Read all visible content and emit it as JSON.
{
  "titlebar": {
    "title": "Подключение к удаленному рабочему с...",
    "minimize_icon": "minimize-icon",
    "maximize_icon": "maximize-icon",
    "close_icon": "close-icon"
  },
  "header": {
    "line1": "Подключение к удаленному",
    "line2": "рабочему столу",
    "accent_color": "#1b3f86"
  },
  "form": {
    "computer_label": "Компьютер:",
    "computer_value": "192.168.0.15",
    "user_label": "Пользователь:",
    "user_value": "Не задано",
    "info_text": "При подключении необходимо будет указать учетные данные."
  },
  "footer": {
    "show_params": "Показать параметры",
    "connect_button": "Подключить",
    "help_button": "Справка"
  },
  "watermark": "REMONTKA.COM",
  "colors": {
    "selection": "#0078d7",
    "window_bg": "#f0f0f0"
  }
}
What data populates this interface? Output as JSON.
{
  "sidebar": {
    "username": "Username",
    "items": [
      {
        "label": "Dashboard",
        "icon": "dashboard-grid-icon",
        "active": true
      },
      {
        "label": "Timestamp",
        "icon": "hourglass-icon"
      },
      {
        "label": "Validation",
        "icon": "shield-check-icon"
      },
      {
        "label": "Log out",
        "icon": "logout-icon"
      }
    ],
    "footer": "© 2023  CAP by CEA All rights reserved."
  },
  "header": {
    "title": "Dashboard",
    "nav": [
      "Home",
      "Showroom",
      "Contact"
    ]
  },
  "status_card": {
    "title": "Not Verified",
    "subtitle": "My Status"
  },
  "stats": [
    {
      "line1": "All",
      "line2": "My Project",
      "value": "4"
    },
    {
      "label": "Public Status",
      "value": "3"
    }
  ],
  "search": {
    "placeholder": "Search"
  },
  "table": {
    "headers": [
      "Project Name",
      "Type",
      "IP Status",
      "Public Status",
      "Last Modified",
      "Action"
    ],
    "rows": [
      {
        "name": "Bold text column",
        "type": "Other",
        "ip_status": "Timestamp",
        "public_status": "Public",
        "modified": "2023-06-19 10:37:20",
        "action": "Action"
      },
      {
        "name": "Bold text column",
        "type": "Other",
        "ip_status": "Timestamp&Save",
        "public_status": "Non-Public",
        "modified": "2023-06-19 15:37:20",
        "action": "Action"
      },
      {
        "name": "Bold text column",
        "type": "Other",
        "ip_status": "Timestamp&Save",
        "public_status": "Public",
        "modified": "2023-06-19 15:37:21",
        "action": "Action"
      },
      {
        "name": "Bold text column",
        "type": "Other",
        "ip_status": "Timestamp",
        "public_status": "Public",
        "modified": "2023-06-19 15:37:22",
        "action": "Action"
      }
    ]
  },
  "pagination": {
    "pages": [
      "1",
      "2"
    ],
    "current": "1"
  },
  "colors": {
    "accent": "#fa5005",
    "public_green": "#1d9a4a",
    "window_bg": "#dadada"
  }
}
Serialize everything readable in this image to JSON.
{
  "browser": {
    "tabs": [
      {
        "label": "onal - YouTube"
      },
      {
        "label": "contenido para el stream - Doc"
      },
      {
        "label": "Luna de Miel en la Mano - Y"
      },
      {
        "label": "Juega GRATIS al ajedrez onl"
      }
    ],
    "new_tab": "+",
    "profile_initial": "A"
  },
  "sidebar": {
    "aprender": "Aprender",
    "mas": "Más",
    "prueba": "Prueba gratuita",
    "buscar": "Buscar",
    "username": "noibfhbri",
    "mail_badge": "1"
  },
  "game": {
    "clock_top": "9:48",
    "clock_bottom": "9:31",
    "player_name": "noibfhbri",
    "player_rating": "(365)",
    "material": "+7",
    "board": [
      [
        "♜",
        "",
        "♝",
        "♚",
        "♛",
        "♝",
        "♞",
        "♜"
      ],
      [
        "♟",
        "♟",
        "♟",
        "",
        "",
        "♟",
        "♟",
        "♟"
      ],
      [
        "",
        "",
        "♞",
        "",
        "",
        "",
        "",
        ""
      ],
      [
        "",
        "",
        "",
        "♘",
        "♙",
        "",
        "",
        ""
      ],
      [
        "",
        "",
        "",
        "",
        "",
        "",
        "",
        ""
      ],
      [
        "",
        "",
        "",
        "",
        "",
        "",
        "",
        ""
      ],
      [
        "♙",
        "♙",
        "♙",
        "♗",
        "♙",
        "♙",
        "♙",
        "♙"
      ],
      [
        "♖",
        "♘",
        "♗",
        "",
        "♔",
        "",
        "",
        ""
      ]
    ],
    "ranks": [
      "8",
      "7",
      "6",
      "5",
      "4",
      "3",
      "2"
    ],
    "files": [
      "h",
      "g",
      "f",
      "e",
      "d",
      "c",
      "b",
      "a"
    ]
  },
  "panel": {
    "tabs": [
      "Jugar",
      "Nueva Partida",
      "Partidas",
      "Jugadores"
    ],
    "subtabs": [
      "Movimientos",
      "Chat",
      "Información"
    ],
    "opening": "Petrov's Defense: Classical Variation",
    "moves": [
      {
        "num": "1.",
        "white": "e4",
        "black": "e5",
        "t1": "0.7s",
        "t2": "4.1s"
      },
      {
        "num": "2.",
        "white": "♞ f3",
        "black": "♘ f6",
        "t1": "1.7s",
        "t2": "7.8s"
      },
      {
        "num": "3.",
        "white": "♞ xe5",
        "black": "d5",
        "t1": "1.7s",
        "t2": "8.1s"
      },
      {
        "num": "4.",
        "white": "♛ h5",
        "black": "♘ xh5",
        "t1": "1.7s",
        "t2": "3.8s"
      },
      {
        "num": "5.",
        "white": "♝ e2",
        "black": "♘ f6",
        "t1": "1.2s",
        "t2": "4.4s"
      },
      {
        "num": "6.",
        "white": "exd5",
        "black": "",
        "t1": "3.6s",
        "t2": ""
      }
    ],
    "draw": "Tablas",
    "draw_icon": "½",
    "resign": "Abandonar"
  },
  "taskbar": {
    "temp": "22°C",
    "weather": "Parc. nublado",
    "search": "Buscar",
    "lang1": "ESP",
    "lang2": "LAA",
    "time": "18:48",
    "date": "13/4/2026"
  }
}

_ _ _ _ _ _ _

◆ Request: How many of the lines above include the word "рабочему"? Respond with the number alone.

◆ In response: 2